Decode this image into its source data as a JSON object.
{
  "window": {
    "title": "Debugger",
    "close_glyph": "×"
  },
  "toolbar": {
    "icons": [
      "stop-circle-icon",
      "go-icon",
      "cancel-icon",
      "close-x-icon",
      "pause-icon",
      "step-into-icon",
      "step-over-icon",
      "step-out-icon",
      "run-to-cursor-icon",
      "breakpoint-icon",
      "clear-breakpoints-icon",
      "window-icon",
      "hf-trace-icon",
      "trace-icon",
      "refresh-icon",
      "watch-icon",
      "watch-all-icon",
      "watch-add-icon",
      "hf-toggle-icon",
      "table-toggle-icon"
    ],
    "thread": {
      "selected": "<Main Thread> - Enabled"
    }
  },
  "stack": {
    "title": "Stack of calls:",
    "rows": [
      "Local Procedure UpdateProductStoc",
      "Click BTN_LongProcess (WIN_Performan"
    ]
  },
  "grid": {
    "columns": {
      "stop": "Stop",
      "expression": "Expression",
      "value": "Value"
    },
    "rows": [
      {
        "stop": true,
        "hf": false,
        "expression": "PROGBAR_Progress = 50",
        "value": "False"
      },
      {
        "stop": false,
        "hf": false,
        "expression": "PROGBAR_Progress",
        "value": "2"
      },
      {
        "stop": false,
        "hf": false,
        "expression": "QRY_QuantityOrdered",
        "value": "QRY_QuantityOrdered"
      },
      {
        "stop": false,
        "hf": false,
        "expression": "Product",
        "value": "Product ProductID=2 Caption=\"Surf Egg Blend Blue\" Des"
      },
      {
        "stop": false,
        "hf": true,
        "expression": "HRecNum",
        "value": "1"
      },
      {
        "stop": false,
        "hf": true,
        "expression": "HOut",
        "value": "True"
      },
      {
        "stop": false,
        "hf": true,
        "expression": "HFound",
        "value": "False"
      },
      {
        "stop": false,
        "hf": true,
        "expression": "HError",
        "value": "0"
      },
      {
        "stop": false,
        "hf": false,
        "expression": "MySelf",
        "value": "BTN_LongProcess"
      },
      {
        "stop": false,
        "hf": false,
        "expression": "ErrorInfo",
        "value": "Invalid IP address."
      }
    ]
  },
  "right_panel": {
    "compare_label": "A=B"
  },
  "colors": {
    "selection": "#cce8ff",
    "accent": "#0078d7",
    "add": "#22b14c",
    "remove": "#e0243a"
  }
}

### TASK DIRECTIONS
Extract each line from the listing above, please, and repeat it exactly.

### FULL RESPONSE
Decode this image into its source data as a JSON object.
{
  "window": {
    "title": "Debugger",
    "close_glyph": "×"
  },
  "toolbar": {
    "icons": [
      "stop-circle-icon",
      "go-icon",
      "cancel-icon",
      "close-x-icon",
      "pause-icon",
      "step-into-icon",
      "step-over-icon",
      "step-out-icon",
      "run-to-cursor-icon",
      "breakpoint-icon",
      "clear-breakpoints-icon",
      "window-icon",
      "hf-trace-icon",
      "trace-icon",
      "refresh-icon",
      "watch-icon",
      "watch-all-icon",
      "watch-add-icon",
      "hf-toggle-icon",
      "table-toggle-icon"
    ],
    "thread": {
      "selected": "<Main Thread> - Enabled"
    }
  },
  "stack": {
    "title": "Stack of calls:",
    "rows": [
      "Local Procedure UpdateProductStoc",
      "Click BTN_LongProcess (WIN_Performan"
    ]
  },
  "grid": {
    "columns": {
      "stop": "Stop",
      "expression": "Expression",
      "value": "Value"
    },
    "rows": [
      {
        "stop": true,
        "hf": false,
        "expression": "PROGBAR_Progress = 50",
        "value": "False"
      },
      {
        "stop": false,
        "hf": false,
        "expression": "PROGBAR_Progress",
        "value": "2"
      },
      {
        "stop": false,
        "hf": false,
        "expression": "QRY_QuantityOrdered",
        "value": "QRY_QuantityOrdered"
      },
      {
        "stop": false,
        "hf": false,
        "expression": "Product",
        "value": "Product ProductID=2 Caption=\"Surf Egg Blend Blue\" Des"
      },
      {
        "stop": false,
        "hf": true,
        "expression": "HRecNum",
        "value": "1"
      },
      {
        "stop": false,
        "hf": true,
        "expression": "HOut",
        "value": "True"
      },
      {
        "stop": false,
        "hf": true,
        "expression": "HFound",
        "value": "False"
      },
      {
        "stop": false,
        "hf": true,
        "expression": "HError",
        "value": "0"
      },
      {
        "stop": false,
        "hf": false,
        "expression": "MySelf",
        "value": "BTN_LongProcess"
      },
      {
        "stop": false,
        "hf": false,
        "expression": "ErrorInfo",
        "value": "Invalid IP address."
      }
    ]
  },
  "right_panel": {
    "compare_label": "A=B"
  },
  "colors": {
    "selection": "#cce8ff",
    "accent": "#0078d7",
    "add": "#22b14c",
    "remove": "#e0243a"
  }
}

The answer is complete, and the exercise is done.